Exercise data:

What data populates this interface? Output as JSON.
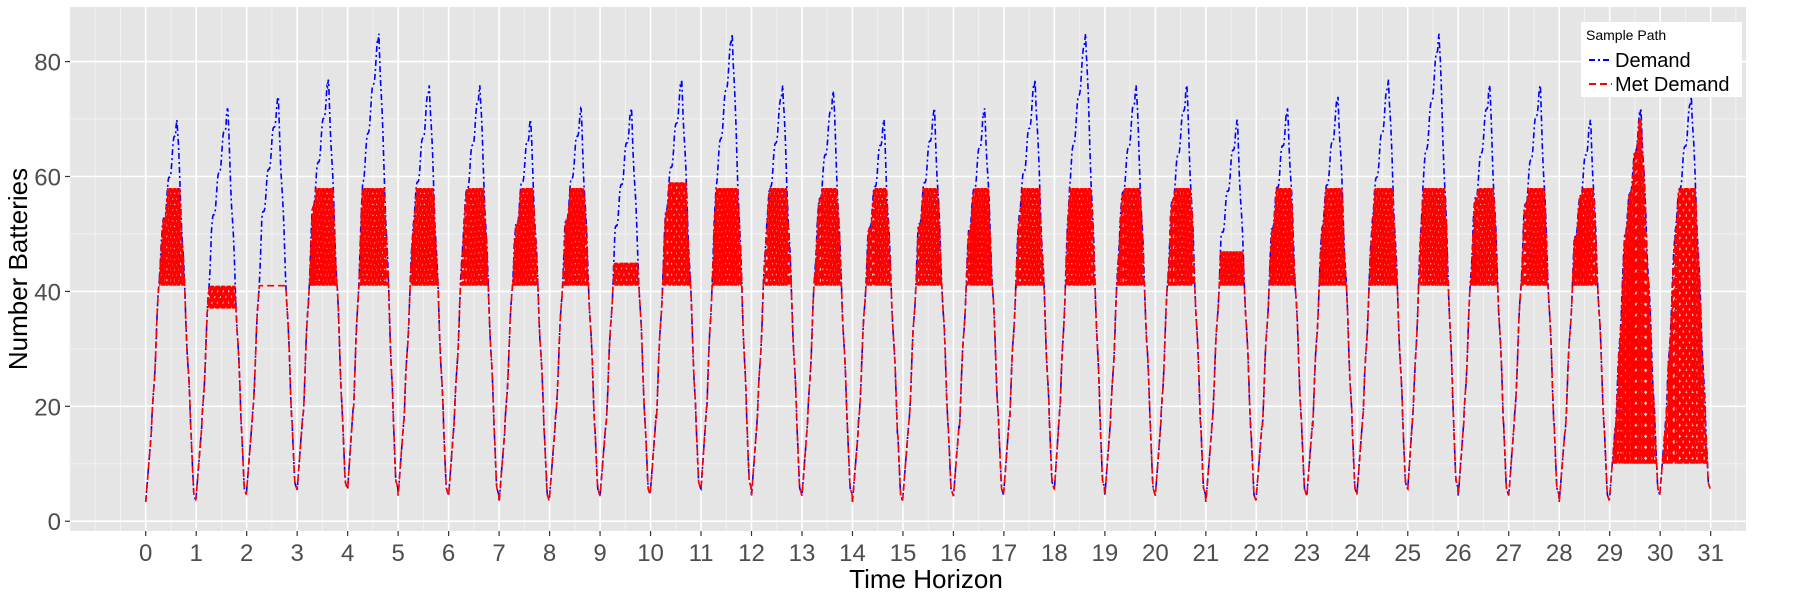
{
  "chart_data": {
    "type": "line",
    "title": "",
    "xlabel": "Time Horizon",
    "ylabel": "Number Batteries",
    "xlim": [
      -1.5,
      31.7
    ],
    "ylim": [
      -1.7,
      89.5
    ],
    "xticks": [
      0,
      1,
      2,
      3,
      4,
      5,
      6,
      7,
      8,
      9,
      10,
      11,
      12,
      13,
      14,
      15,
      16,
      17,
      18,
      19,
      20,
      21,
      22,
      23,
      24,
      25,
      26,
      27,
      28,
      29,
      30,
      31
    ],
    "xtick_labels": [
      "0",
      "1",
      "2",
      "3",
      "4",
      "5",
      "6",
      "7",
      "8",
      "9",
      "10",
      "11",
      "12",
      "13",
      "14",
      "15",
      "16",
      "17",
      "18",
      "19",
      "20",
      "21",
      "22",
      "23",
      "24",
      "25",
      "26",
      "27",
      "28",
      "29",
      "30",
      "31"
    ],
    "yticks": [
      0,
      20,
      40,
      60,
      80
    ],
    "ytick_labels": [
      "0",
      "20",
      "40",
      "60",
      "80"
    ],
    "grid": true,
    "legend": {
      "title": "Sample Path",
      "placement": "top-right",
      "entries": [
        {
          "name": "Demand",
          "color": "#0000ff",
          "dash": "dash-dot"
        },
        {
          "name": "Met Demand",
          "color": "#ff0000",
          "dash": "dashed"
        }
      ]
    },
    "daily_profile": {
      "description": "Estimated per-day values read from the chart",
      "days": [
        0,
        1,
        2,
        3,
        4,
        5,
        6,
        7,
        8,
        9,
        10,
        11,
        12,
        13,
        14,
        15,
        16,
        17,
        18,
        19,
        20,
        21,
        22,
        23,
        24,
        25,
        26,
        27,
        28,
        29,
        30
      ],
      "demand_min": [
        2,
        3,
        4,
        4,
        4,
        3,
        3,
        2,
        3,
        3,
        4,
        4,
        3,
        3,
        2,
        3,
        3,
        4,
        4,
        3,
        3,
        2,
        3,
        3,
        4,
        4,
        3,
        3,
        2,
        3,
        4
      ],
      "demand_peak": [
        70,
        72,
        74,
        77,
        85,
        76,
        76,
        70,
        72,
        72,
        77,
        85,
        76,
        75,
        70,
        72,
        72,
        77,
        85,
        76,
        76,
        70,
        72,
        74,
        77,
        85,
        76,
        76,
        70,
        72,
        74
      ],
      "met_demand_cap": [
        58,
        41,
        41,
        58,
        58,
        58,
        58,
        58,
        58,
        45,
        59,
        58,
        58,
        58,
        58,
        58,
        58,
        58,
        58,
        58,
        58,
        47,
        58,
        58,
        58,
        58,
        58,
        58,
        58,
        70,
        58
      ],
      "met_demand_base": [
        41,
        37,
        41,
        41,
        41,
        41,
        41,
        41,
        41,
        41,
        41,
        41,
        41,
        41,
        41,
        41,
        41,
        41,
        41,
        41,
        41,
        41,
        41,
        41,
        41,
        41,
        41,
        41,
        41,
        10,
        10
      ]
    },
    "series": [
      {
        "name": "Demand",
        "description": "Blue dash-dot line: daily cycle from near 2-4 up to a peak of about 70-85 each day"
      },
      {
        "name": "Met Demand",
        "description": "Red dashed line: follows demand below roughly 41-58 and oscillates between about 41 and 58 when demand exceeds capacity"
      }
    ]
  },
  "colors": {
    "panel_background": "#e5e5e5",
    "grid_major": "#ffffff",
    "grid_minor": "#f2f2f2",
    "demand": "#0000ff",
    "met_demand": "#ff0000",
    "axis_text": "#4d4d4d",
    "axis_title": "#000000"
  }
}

Instructions to follow: Images must not appear in the copy; reproduce everything else in the records verbatim.

Task output:
What data populates this interface? Output as JSON.
{
  "chart_data": {
    "type": "line",
    "title": "",
    "xlabel": "Time Horizon",
    "ylabel": "Number Batteries",
    "xlim": [
      -1.5,
      31.7
    ],
    "ylim": [
      -1.7,
      89.5
    ],
    "xticks": [
      0,
      1,
      2,
      3,
      4,
      5,
      6,
      7,
      8,
      9,
      10,
      11,
      12,
      13,
      14,
      15,
      16,
      17,
      18,
      19,
      20,
      21,
      22,
      23,
      24,
      25,
      26,
      27,
      28,
      29,
      30,
      31
    ],
    "xtick_labels": [
      "0",
      "1",
      "2",
      "3",
      "4",
      "5",
      "6",
      "7",
      "8",
      "9",
      "10",
      "11",
      "12",
      "13",
      "14",
      "15",
      "16",
      "17",
      "18",
      "19",
      "20",
      "21",
      "22",
      "23",
      "24",
      "25",
      "26",
      "27",
      "28",
      "29",
      "30",
      "31"
    ],
    "yticks": [
      0,
      20,
      40,
      60,
      80
    ],
    "ytick_labels": [
      "0",
      "20",
      "40",
      "60",
      "80"
    ],
    "grid": true,
    "legend": {
      "title": "Sample Path",
      "placement": "top-right",
      "entries": [
        {
          "name": "Demand",
          "color": "#0000ff",
          "dash": "dash-dot"
        },
        {
          "name": "Met Demand",
          "color": "#ff0000",
          "dash": "dashed"
        }
      ]
    },
    "daily_profile": {
      "description": "Estimated per-day values read from the chart",
      "days": [
        0,
        1,
        2,
        3,
        4,
        5,
        6,
        7,
        8,
        9,
        10,
        11,
        12,
        13,
        14,
        15,
        16,
        17,
        18,
        19,
        20,
        21,
        22,
        23,
        24,
        25,
        26,
        27,
        28,
        29,
        30
      ],
      "demand_min": [
        2,
        3,
        4,
        4,
        4,
        3,
        3,
        2,
        3,
        3,
        4,
        4,
        3,
        3,
        2,
        3,
        3,
        4,
        4,
        3,
        3,
        2,
        3,
        3,
        4,
        4,
        3,
        3,
        2,
        3,
        4
      ],
      "demand_peak": [
        70,
        72,
        74,
        77,
        85,
        76,
        76,
        70,
        72,
        72,
        77,
        85,
        76,
        75,
        70,
        72,
        72,
        77,
        85,
        76,
        76,
        70,
        72,
        74,
        77,
        85,
        76,
        76,
        70,
        72,
        74
      ],
      "met_demand_cap": [
        58,
        41,
        41,
        58,
        58,
        58,
        58,
        58,
        58,
        45,
        59,
        58,
        58,
        58,
        58,
        58,
        58,
        58,
        58,
        58,
        58,
        47,
        58,
        58,
        58,
        58,
        58,
        58,
        58,
        70,
        58
      ],
      "met_demand_base": [
        41,
        37,
        41,
        41,
        41,
        41,
        41,
        41,
        41,
        41,
        41,
        41,
        41,
        41,
        41,
        41,
        41,
        41,
        41,
        41,
        41,
        41,
        41,
        41,
        41,
        41,
        41,
        41,
        41,
        10,
        10
      ]
    },
    "series": [
      {
        "name": "Demand",
        "description": "Blue dash-dot line: daily cycle from near 2-4 up to a peak of about 70-85 each day"
      },
      {
        "name": "Met Demand",
        "description": "Red dashed line: follows demand below roughly 41-58 and oscillates between about 41 and 58 when demand exceeds capacity"
      }
    ]
  },
  "colors": {
    "panel_background": "#e5e5e5",
    "grid_major": "#ffffff",
    "grid_minor": "#f2f2f2",
    "demand": "#0000ff",
    "met_demand": "#ff0000",
    "axis_text": "#4d4d4d",
    "axis_title": "#000000"
  }
}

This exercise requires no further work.